__YOUR OBJECTIVE__
Locate the string "single" throughout the material and copy every line in which it occurs.

__INPUT DATA__
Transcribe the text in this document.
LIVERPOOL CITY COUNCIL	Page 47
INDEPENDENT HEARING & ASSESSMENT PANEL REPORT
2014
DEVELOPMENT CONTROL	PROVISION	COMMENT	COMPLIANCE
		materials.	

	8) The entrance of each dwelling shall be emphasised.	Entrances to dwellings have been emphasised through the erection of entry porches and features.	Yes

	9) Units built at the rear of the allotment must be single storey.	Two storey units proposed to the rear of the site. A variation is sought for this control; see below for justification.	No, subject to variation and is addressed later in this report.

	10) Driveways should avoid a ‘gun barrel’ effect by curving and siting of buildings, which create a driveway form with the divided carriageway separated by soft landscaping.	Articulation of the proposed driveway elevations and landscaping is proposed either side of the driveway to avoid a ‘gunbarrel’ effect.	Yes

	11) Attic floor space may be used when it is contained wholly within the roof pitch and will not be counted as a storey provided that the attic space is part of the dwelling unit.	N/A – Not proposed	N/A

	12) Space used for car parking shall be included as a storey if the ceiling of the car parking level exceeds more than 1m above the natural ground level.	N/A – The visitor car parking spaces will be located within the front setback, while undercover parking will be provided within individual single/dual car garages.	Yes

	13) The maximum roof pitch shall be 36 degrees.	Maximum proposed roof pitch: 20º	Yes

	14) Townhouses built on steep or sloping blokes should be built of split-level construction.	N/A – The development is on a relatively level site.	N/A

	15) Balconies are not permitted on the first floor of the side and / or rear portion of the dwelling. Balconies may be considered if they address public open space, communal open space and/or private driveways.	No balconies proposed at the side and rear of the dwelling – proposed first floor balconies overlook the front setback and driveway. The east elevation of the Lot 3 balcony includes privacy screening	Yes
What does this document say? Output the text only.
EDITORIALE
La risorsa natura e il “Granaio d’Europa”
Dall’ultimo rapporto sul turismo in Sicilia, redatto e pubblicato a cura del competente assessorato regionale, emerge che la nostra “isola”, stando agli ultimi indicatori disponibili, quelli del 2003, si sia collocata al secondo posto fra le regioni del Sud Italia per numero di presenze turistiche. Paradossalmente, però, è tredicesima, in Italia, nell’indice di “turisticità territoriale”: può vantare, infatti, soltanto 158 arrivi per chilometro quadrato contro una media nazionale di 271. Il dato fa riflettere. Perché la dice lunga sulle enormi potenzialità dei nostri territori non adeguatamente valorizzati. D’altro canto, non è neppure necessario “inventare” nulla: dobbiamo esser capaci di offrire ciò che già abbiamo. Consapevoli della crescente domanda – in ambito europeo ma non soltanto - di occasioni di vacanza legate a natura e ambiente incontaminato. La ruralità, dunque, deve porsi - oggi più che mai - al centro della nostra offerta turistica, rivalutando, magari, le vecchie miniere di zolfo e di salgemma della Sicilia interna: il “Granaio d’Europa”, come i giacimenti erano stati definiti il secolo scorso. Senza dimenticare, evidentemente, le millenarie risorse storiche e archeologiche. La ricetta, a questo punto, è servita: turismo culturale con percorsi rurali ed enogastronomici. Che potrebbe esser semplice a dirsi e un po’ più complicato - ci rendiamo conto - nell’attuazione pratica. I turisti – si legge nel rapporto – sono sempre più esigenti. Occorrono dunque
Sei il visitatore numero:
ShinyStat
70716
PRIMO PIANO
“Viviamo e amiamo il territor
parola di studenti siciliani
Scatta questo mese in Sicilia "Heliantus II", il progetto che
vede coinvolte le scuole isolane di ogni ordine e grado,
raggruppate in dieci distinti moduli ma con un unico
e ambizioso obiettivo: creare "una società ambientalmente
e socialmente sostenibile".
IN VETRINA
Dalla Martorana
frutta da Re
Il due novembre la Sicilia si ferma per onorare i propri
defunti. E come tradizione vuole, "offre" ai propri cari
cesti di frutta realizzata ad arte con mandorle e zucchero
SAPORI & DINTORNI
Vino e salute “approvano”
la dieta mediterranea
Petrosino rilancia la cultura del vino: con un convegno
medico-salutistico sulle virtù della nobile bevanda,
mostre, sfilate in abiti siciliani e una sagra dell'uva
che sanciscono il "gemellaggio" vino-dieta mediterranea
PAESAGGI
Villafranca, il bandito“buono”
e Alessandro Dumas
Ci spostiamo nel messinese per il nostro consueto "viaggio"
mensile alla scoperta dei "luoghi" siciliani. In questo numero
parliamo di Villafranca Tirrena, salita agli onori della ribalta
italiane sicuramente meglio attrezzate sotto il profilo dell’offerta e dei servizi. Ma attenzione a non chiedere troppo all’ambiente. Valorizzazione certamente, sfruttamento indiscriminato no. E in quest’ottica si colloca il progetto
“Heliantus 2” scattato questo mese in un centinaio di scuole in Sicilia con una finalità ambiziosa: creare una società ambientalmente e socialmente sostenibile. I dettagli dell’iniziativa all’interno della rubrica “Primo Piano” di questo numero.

__WRITTEN SOLUTION__
	9) Units built at the rear of the allotment must be single storey.	Two storey units proposed to the rear of the site. A variation is sought for this control; see below for justification.	No, subject to variation and is addressed later in this report.
	12) Space used for car parking shall be included as a storey if the ceiling of the car parking level exceeds more than 1m above the natural ground level.	N/A – The visitor car parking spaces will be located within the front setback, while undercover parking will be provided within individual single/dual car garages.	Yes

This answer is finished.